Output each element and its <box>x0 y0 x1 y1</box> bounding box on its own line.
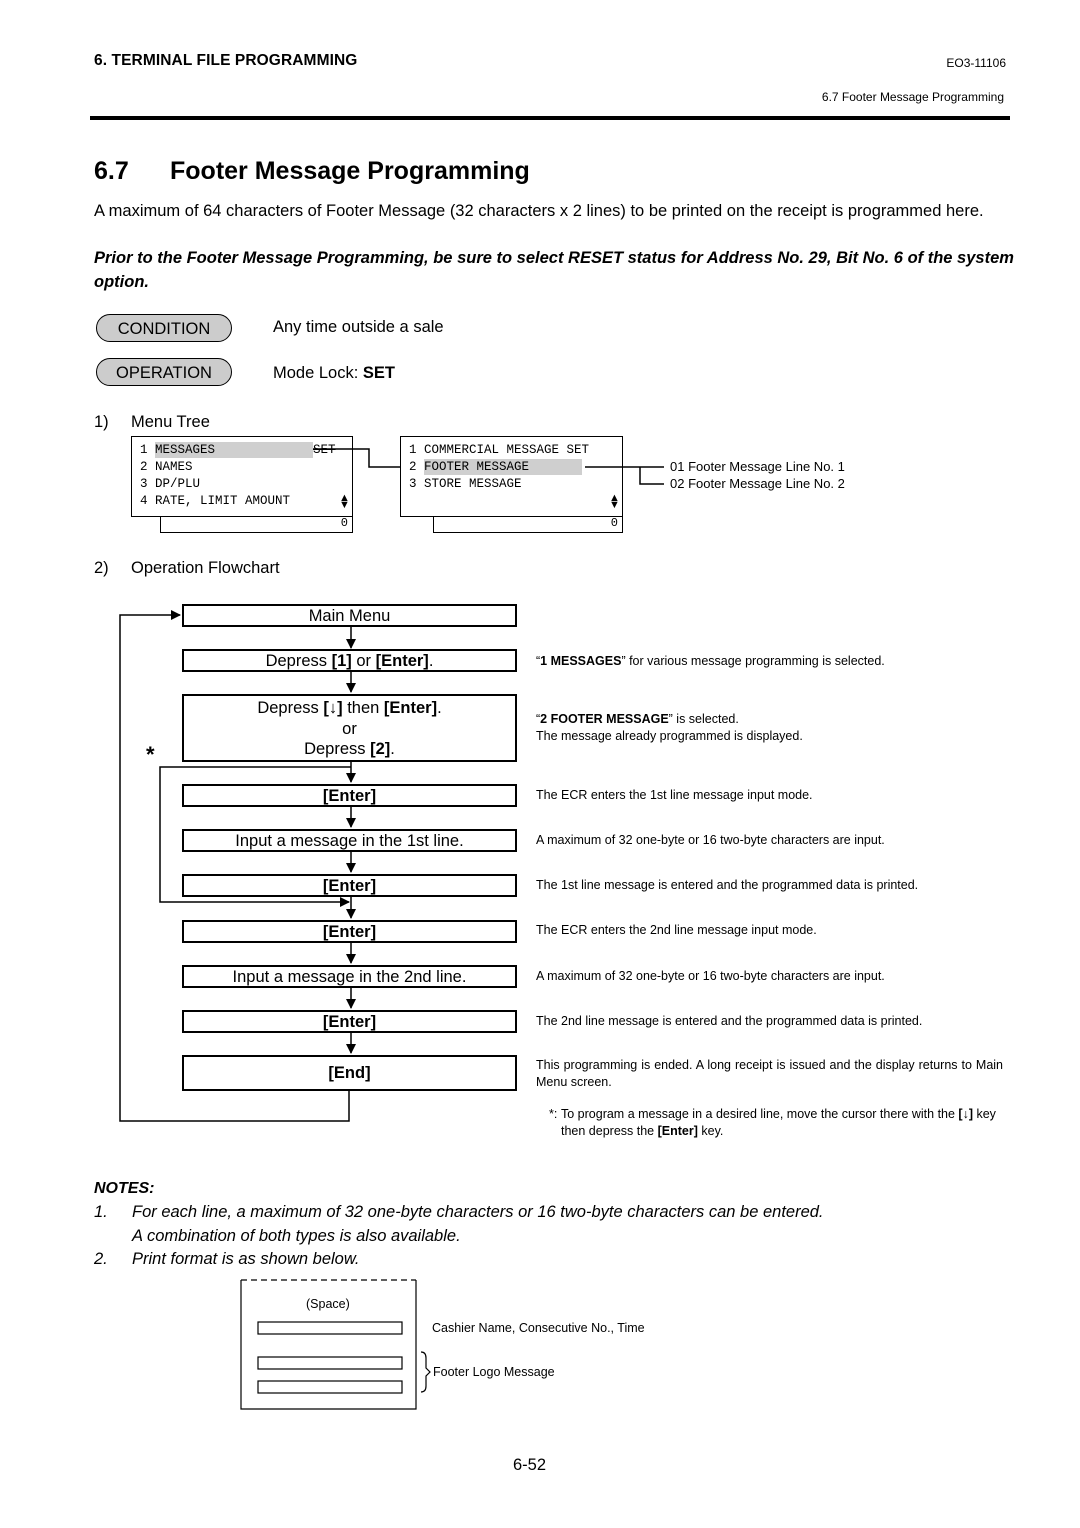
receipt-footer-label: Footer Logo Message <box>433 1365 555 1379</box>
receipt-cashier-label: Cashier Name, Consecutive No., Time <box>432 1321 645 1335</box>
receipt-space-label: (Space) <box>306 1297 350 1311</box>
page-number: 6-52 <box>513 1456 547 1474</box>
receipt-line-cashier <box>257 1321 403 1335</box>
receipt-diagram <box>240 1279 431 1410</box>
receipt-line-footer-2 <box>257 1380 403 1394</box>
receipt-line-footer-1 <box>257 1356 403 1370</box>
brace-icon <box>420 1351 431 1393</box>
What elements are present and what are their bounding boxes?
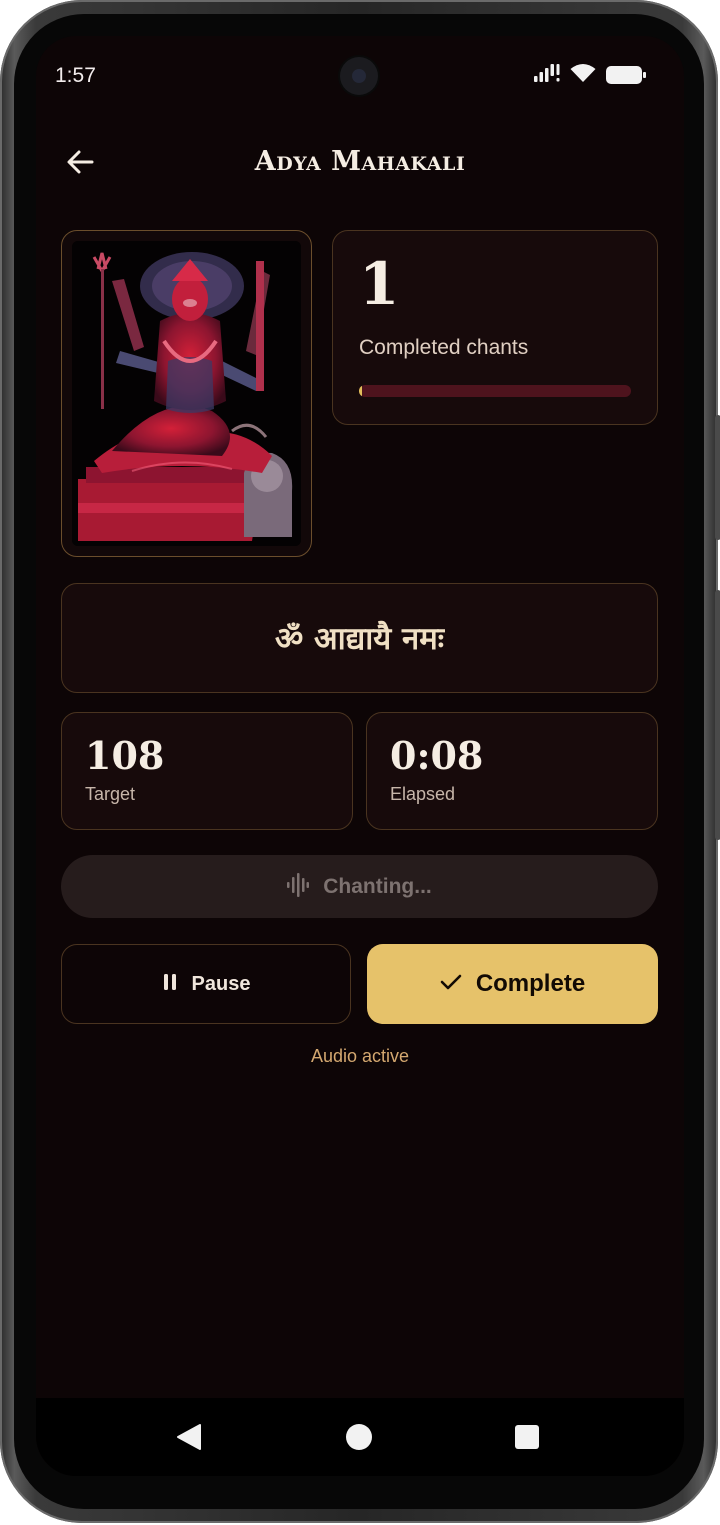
waveform-icon: [287, 872, 310, 901]
completed-chants-card: 1 Completed chants: [332, 230, 658, 425]
target-value: 108: [85, 733, 165, 778]
cellular-signal-icon: [534, 63, 560, 87]
chanting-status-button[interactable]: Chanting...: [61, 855, 658, 918]
completed-chants-label: Completed chants: [359, 336, 529, 359]
mantra-card: ॐ आद्यायै नमः: [61, 583, 658, 693]
screen: 1:57 Adya Mahakali 1 Completed chants ॐ …: [36, 36, 684, 1476]
target-label: Target: [85, 784, 136, 804]
chanting-status-label: Chanting...: [323, 874, 432, 898]
app-header: Adya Mahakali: [36, 136, 684, 196]
power-button: [715, 415, 720, 540]
completed-chants-count: 1: [359, 250, 400, 318]
complete-button[interactable]: Complete: [367, 944, 658, 1024]
pause-icon: [162, 973, 178, 995]
status-bar: 1:57: [36, 36, 684, 116]
status-icons: [534, 63, 646, 87]
chant-progress-fill: [359, 385, 362, 397]
status-time: 1:57: [55, 64, 96, 87]
elapsed-label: Elapsed: [390, 784, 456, 804]
check-icon: [440, 973, 462, 995]
deity-image-card: [61, 230, 312, 557]
page-title: Adya Mahakali: [254, 146, 466, 177]
nav-recents-icon[interactable]: [515, 1425, 539, 1449]
chant-progress-bar: [359, 385, 631, 397]
front-camera: [340, 57, 378, 95]
mantra-text: ॐ आद्यायै नमः: [274, 621, 445, 657]
pause-button[interactable]: Pause: [61, 944, 351, 1024]
nav-home-icon[interactable]: [346, 1424, 372, 1450]
elapsed-card: 0:08 Elapsed: [366, 712, 658, 830]
complete-button-label: Complete: [475, 970, 586, 997]
target-card: 108 Target: [61, 712, 353, 830]
elapsed-value: 0:08: [390, 733, 484, 778]
nav-back-icon[interactable]: [176, 1423, 202, 1455]
pause-button-label: Pause: [191, 972, 251, 995]
wifi-icon: [570, 63, 596, 87]
battery-icon: [606, 66, 646, 84]
phone-frame: 1:57 Adya Mahakali 1 Completed chants ॐ …: [0, 0, 720, 1523]
audio-status: Audio active: [310, 1046, 410, 1066]
deity-image: [72, 241, 301, 546]
volume-button: [715, 590, 720, 840]
navigation-bar: [36, 1398, 684, 1476]
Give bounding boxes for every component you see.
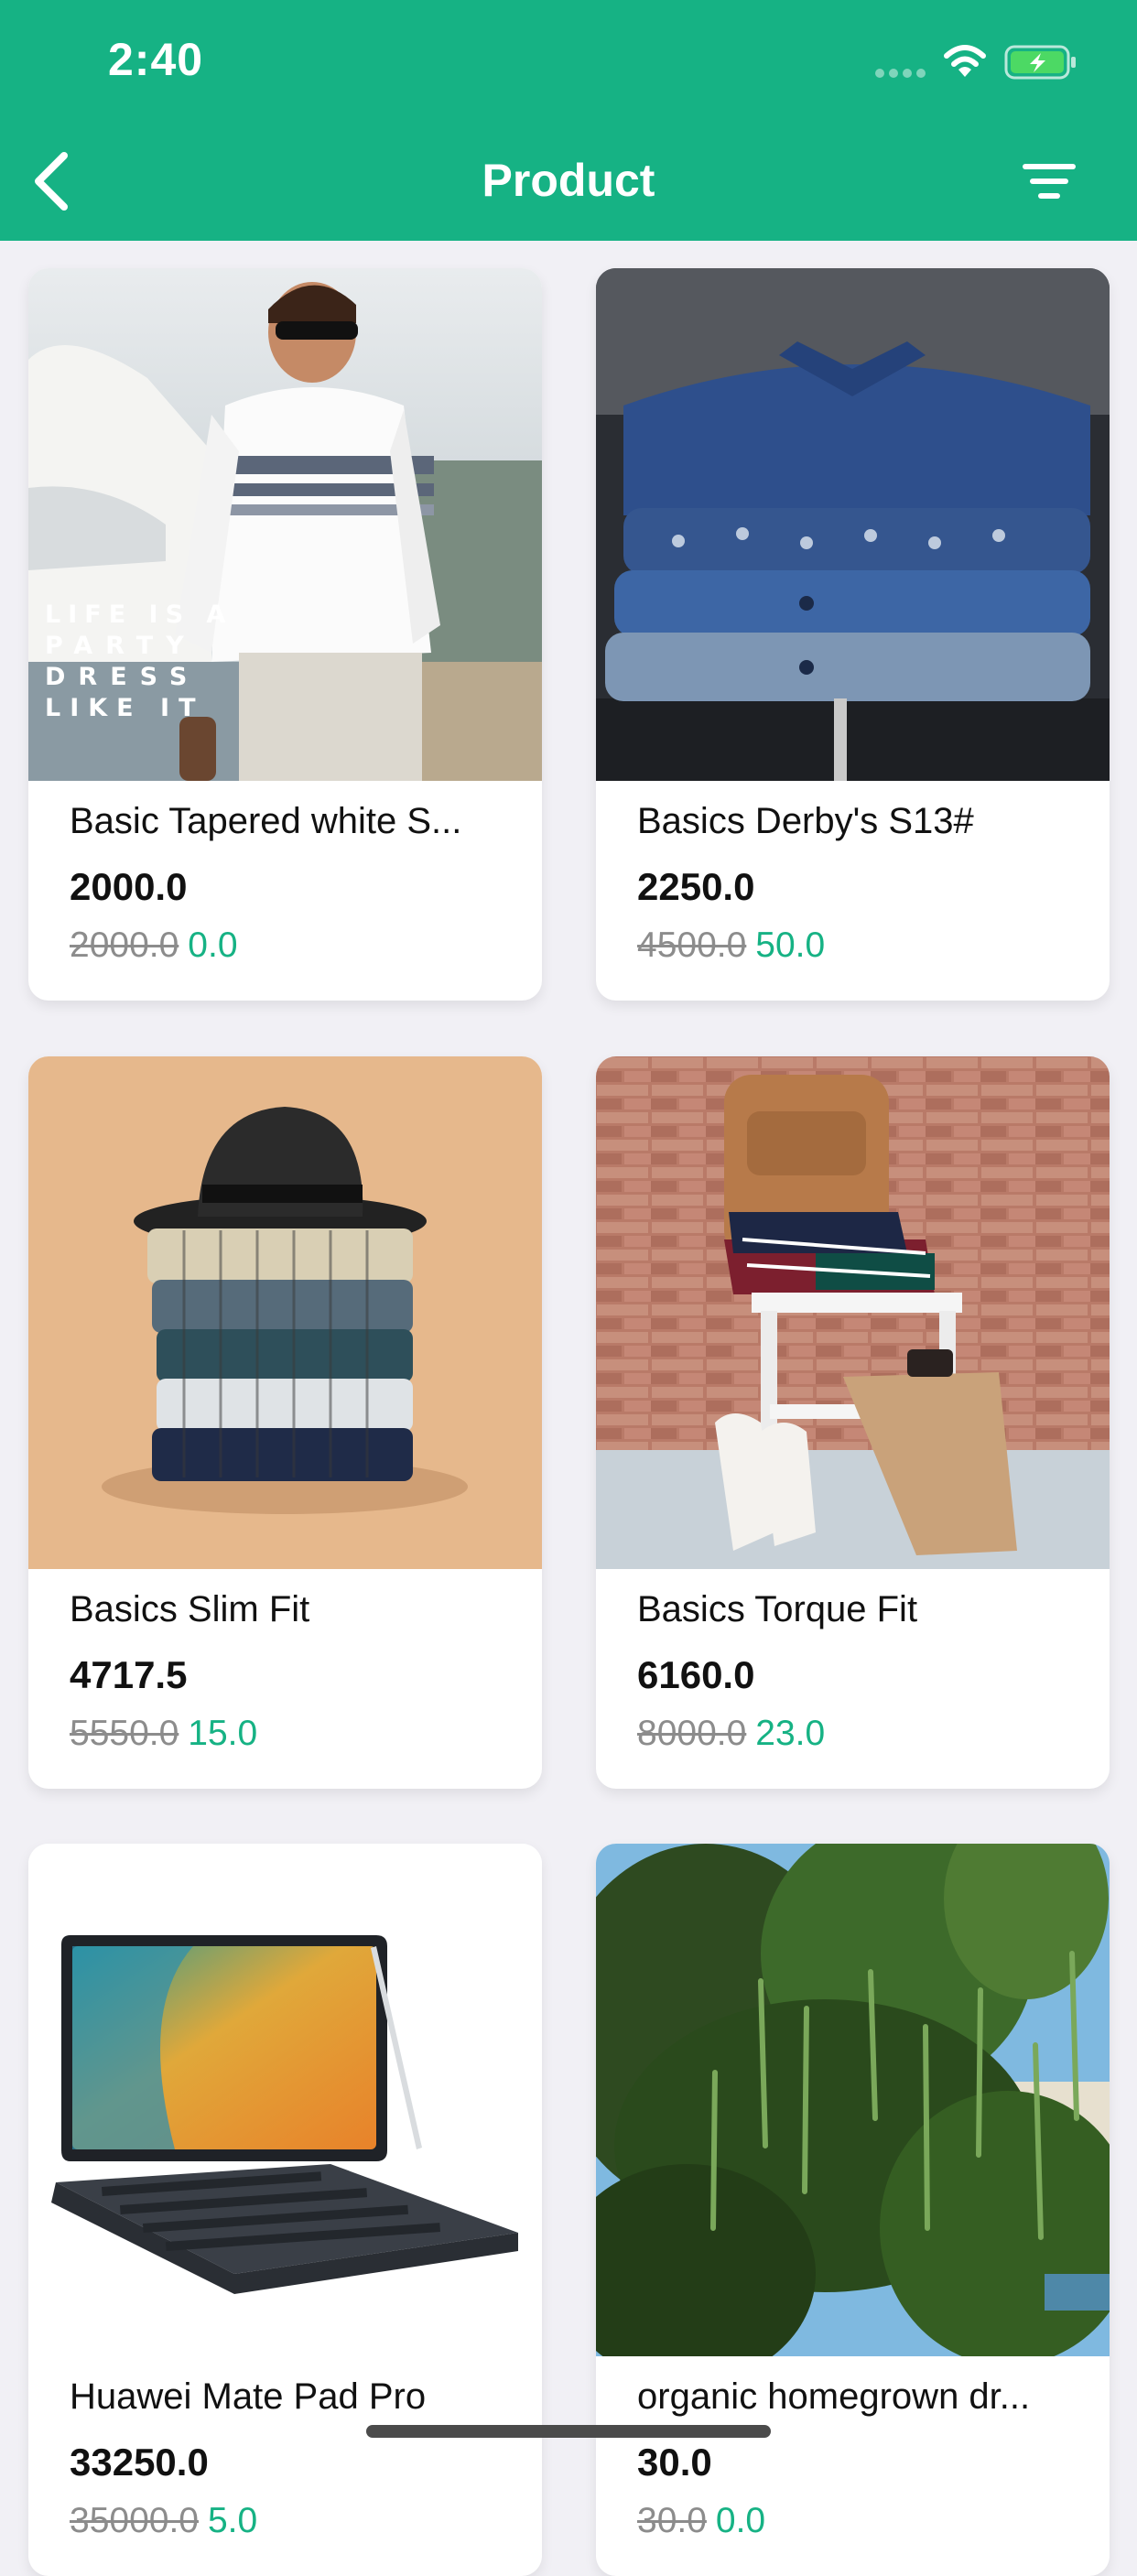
- product-card[interactable]: Huawei Mate Pad Pro 33250.0 35000.0 5.0: [28, 1844, 542, 2576]
- product-name: Basics Derby's S13#: [637, 801, 974, 841]
- product-price: 4717.5: [70, 1653, 188, 1696]
- product-price: 6160.0: [637, 1653, 755, 1696]
- discount-value: 0.0: [188, 925, 238, 965]
- product-card[interactable]: organic homegrown dr... 30.0 30.0 0.0: [596, 1844, 1110, 2576]
- product-card[interactable]: Basics Slim Fit 4717.5 5550.0 15.0: [28, 1056, 542, 1789]
- svg-text:LIFE IS A: LIFE IS A: [45, 601, 233, 629]
- battery-charging-icon: [1004, 45, 1076, 80]
- product-name: Basics Torque Fit: [637, 1589, 918, 1629]
- product-card[interactable]: Basics Torque Fit 6160.0 8000.0 23.0: [596, 1056, 1110, 1789]
- product-price: 2000.0: [70, 865, 188, 908]
- original-price: 4500.0: [637, 925, 747, 965]
- app-header: 2:40 Product: [0, 0, 1137, 241]
- product-image: [596, 1844, 1110, 2356]
- product-image: LIFE IS A PARTY DRESS LIKE IT: [28, 268, 542, 781]
- product-price-row: 2000.0 0.0: [70, 925, 238, 966]
- discount-value: 15.0: [188, 1714, 258, 1753]
- product-price: 30.0: [637, 2441, 712, 2484]
- svg-text:PARTY: PARTY: [45, 632, 197, 660]
- product-image: [596, 1056, 1110, 1569]
- discount-value: 0.0: [715, 2501, 766, 2540]
- status-time: 2:40: [108, 34, 204, 85]
- product-card[interactable]: Basics Derby's S13# 2250.0 4500.0 50.0: [596, 268, 1110, 1001]
- home-indicator[interactable]: [366, 2425, 771, 2438]
- discount-value: 50.0: [755, 925, 826, 965]
- original-price: 5550.0: [70, 1714, 179, 1753]
- product-image: [28, 1844, 542, 2356]
- product-grid: LIFE IS A PARTY DRESS LIKE IT Basic Tape…: [0, 0, 1137, 2576]
- product-name: Huawei Mate Pad Pro: [70, 2376, 427, 2417]
- page-title: Product: [482, 155, 655, 206]
- wifi-icon: [944, 45, 986, 77]
- product-price: 2250.0: [637, 865, 755, 908]
- product-price-row: 5550.0 15.0: [70, 1714, 257, 1754]
- filter-button[interactable]: [1016, 156, 1082, 207]
- discount-value: 5.0: [207, 2501, 258, 2540]
- product-name: Basic Tapered white S...: [70, 801, 462, 841]
- svg-text:DRESS: DRESS: [45, 663, 200, 691]
- product-name: Basics Slim Fit: [70, 1589, 310, 1629]
- original-price: 8000.0: [637, 1714, 747, 1753]
- product-price-row: 4500.0 50.0: [637, 925, 825, 966]
- original-price: 2000.0: [70, 925, 179, 965]
- product-price: 33250.0: [70, 2441, 209, 2484]
- cellular-signal-icon: [875, 69, 926, 78]
- product-card[interactable]: LIFE IS A PARTY DRESS LIKE IT Basic Tape…: [28, 268, 542, 1001]
- product-name: organic homegrown dr...: [637, 2376, 1031, 2417]
- product-image: [28, 1056, 542, 1569]
- original-price: 30.0: [637, 2501, 707, 2540]
- original-price: 35000.0: [70, 2501, 199, 2540]
- product-price-row: 8000.0 23.0: [637, 1714, 825, 1754]
- discount-value: 23.0: [755, 1714, 826, 1753]
- svg-text:LIKE IT: LIKE IT: [45, 694, 204, 722]
- product-price-row: 35000.0 5.0: [70, 2501, 257, 2541]
- product-image: [596, 268, 1110, 781]
- product-price-row: 30.0 0.0: [637, 2501, 765, 2541]
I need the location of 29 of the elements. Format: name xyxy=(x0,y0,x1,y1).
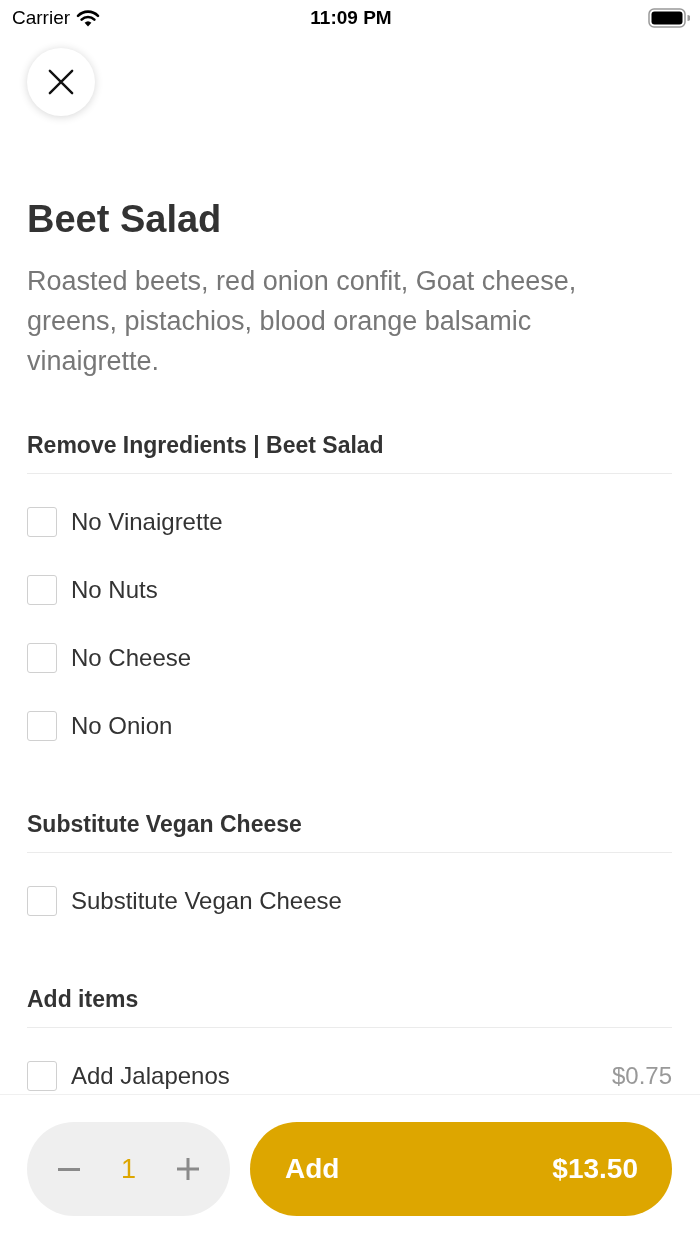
———
_WHAT YOU HAVE TO DO_
Write out the stretch of lines above from the one containing "- product-card[interactable]: Huawei" through the one containing "- product-card[interactable]: Basics Torque" as a numbered list, leaving out any blank lines.

_RESPONSE FOR THIS EXERCISE_
1. - product-card[interactable]: Huawei Mate Pad Pro 33250.0 35000.0 5.0: [28, 1844, 542, 2576]
2. - product-name: Basics Derby's S13#: [637, 801, 974, 841]
3. - product-price: 4717.5: [70, 1653, 188, 1696]
4. - product-price: 6160.0: [637, 1653, 755, 1696]
5. - discount-value: 0.0: [188, 925, 238, 965]
6. - product-card[interactable]: organic homegrown dr... 30.0 30.0 0.0: [596, 1844, 1110, 2576]
7. - product-card[interactable]: Basics Slim Fit 4717.5 5550.0 15.0: [28, 1056, 542, 1789]
8. - svg-text:LIFE IS A: LIFE IS A: [45, 601, 233, 629]
9. - battery-charging-icon: [1004, 45, 1076, 80]
10. - product-name: Basics Torque Fit: [637, 1589, 918, 1629]
11. - product-card[interactable]: Basics Torque Fit 6160.0 8000.0 23.0: [596, 1056, 1110, 1789]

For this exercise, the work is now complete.